Continue the README for the MCCL PyTorch backend from where it stops.

== EXCERPTED PASSAGE ==
• • • • • • •
Skip to content

dormlab/mccl

 
 

Repository files navigation

MCCL

CI

MCCL registers a mccl backend for torch.distributed on Apple Silicon (MPS).

Install PyTorch, then pip install mccl. To our knowledge, the first torch.distributed backend with MPS DDP (including multi-node). Same torchrun workflow; MASTER_ADDR on every node — docs/MULTINODE.md. TCP by default; RDMA where supported.

Requirements

  • Apple Silicon Mac (arm64). No Intel.
  • Xcode Command Line Toolsxcode-select --install (needed to compile the extension).
  • Full Xcodeoptional for local pip install -e .: without xcrun metal, the build skips the precompiled mccl_shaders.metallib but still installs shaders.metal next to _C for runtime JIT. For PyPI releases, CI sets MCCL_REQUIRE_METALLIB=1 so wheels always include the .metallib (needs Xcode on the builder).
  • Python 3.11+
  • torch (PyTorch) ≥2.5 and numpy ≥1.20 — declared in pyproject.toml / requirements.txt; install torch first when building from source so headers/libs resolve.

Install

pip install torch
pip install mccl

Source tree: pip install -e ".[dev]". If the PyPI name mccl is taken, rename in pyproject.toml and setup.py.

Demo: https://github.com/user-attachments/assets/21865149-b077-4b65-93cc-f9e319ff0328

Performance

M4 Max + M1 Max, TCP over Thunderbolt, global batch 256, ~96.5M params — ~78 samples/s single-GPU vs ~134 samples/s MCCL DDP (2 ranks). Details and reproduce commands in Throughput below.

bench
bars

Examples

python examples/ddp_dummy_train.py --baseline
torchrun --nproc_per_node=2 --nnodes=1 --master_addr=127.0.0.1 --master_port=29500 \
  examples/ddp_dummy_train.py

Defaults there: DDP BATCH_SIZE=128 per rank → global 256 with 2 ranks; baseline path uses global 256 unless you override. Shrink batch if you OOM.

Minimal DDP script (use torchrun as below). Several Macs: same pattern, --nproc_per_node=1, matching --nnodes / --node_rank, shared MASTER_ADDR / MASTER_PORT. Checklist: docs/MULTINODE.md.
• • • • • • •
== PROVIDED MATERIAL ==
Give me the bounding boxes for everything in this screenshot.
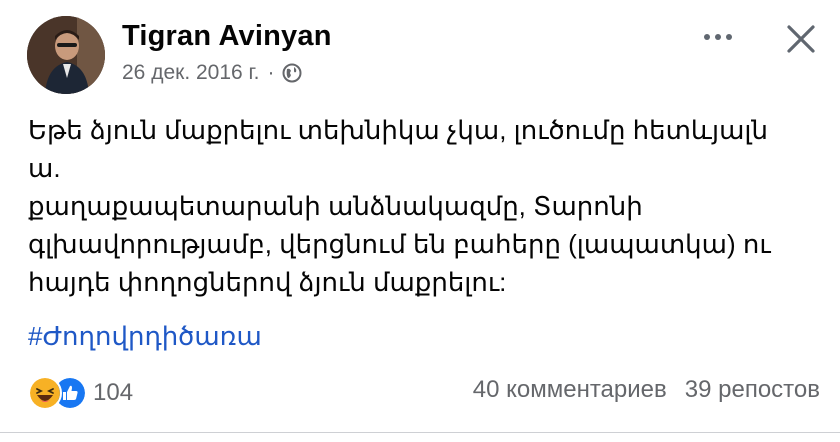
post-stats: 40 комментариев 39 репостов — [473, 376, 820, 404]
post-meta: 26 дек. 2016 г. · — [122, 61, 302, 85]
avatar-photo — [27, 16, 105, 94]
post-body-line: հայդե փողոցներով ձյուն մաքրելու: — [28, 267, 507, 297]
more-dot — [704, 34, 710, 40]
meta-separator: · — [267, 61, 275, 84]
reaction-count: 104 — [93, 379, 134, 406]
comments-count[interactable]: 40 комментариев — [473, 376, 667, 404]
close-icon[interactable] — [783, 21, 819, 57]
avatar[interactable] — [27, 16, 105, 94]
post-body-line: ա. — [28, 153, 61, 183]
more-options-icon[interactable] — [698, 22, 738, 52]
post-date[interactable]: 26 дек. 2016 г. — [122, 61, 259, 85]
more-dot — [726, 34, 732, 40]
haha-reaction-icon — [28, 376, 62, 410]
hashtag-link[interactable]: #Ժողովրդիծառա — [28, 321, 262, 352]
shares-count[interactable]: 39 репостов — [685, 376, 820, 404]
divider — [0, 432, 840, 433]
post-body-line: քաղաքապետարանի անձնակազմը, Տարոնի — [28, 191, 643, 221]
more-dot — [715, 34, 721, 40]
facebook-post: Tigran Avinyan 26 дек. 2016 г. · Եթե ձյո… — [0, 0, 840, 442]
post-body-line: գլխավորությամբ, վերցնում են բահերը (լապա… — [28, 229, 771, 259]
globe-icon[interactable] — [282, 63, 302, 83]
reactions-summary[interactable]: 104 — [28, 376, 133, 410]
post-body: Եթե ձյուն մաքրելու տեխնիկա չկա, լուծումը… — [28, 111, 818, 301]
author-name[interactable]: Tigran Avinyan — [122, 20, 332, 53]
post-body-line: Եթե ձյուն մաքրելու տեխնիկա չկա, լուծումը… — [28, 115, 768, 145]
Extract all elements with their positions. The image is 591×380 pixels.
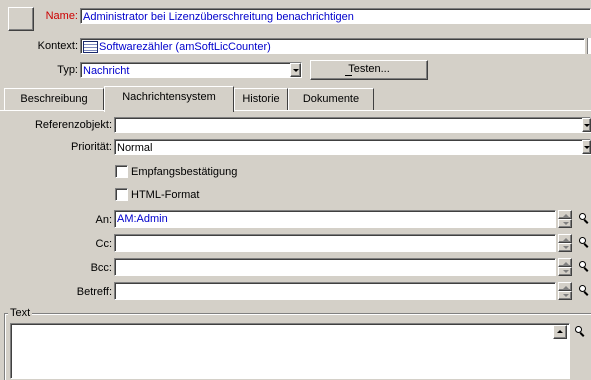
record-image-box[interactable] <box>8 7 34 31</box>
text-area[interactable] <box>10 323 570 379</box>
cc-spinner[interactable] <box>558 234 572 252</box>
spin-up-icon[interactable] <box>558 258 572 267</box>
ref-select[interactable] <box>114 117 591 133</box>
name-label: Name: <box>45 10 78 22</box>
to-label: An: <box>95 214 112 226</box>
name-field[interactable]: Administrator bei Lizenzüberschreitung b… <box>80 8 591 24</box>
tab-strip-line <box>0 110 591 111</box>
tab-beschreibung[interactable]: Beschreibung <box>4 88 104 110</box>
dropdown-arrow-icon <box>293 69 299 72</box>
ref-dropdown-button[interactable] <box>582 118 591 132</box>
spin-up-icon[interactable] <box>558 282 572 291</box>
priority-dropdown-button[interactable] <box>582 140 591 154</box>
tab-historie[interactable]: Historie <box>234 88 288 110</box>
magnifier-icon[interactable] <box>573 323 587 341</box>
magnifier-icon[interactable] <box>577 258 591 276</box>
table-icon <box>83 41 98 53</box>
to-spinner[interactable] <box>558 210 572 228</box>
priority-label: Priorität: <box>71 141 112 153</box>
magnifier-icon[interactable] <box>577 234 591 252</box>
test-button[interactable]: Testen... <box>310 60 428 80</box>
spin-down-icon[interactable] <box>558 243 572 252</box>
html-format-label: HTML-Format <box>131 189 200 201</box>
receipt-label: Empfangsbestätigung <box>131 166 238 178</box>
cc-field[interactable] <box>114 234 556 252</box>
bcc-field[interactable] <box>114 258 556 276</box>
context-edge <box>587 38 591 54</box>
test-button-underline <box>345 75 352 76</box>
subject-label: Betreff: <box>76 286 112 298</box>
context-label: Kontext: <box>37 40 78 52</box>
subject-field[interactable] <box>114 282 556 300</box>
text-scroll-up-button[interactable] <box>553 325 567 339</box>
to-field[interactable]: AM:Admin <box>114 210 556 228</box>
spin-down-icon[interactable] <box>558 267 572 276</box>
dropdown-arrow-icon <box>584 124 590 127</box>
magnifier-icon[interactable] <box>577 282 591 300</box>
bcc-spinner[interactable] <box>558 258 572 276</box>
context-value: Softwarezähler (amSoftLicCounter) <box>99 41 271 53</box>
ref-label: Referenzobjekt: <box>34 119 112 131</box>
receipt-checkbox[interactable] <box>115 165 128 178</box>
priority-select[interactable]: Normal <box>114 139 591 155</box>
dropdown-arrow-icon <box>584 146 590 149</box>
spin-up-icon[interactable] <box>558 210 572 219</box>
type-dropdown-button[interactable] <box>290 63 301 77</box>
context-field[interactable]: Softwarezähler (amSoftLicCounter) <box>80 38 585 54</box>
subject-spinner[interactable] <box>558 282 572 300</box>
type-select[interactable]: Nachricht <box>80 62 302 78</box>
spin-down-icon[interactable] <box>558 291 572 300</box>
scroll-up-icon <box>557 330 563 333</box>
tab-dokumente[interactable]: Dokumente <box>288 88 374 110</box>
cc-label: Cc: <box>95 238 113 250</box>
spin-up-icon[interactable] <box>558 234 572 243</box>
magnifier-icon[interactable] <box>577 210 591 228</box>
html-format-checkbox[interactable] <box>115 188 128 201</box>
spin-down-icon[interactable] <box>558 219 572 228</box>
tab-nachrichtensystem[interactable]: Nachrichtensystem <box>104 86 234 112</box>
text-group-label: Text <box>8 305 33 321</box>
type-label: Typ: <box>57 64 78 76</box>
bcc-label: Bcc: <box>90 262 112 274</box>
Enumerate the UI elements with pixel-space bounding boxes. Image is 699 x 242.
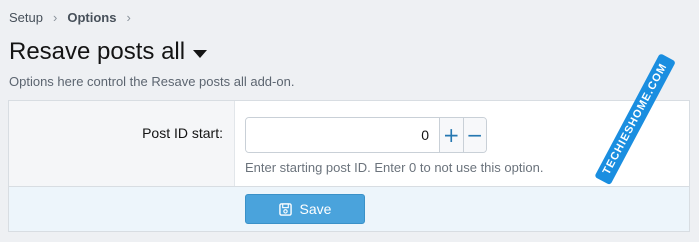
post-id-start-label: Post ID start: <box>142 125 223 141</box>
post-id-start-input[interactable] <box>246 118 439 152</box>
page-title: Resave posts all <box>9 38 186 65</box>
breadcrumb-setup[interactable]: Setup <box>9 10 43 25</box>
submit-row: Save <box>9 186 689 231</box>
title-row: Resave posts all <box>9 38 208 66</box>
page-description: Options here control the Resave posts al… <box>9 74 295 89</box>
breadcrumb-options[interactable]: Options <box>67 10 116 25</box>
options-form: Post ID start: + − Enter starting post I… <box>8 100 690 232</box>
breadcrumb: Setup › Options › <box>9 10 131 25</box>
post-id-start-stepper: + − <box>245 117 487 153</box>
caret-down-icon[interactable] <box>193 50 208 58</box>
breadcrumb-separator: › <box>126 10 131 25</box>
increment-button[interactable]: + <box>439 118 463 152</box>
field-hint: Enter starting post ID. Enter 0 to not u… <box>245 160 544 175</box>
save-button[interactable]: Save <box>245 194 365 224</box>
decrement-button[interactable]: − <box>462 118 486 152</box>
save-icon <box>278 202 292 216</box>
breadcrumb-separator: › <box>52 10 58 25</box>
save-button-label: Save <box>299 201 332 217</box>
• • • • • • •
== RESULT OF THIS TASK ==
import os
import torch
import torch.nn as nn
import torch.distributed as dist
from torch.nn.parallel import DistributedDataParallel as DDP
import mccl

def main():
    rank = int(os.environ["RANK"])
    world_size = int(os.environ["WORLD_SIZE"])
    device = torch.device("mps:0")

    dist.init_process_group(backend="mccl", device_id=device)

    torch.manual_seed(42)
    model = nn.Sequential(nn.Linear(512, 256), nn.ReLU(), nn.Linear(256, 10)).to(device)
    ddp_model = DDP(model)
    optimizer = torch.optim.AdamW(ddp_model.parameters(), lr=1e-3)
    loss_fn = nn.CrossEntropyLoss()

    for step in range(10):
        x = torch.randn(8, 512, device=device)
        y = torch.randint(0, 10, (8,), device=device)
        optimizer.zero_grad(set_to_none=True)
        loss_fn(ddp_model(x), y).backward()
        optimizer.step()
        if rank == 0:
            print(step, "ok")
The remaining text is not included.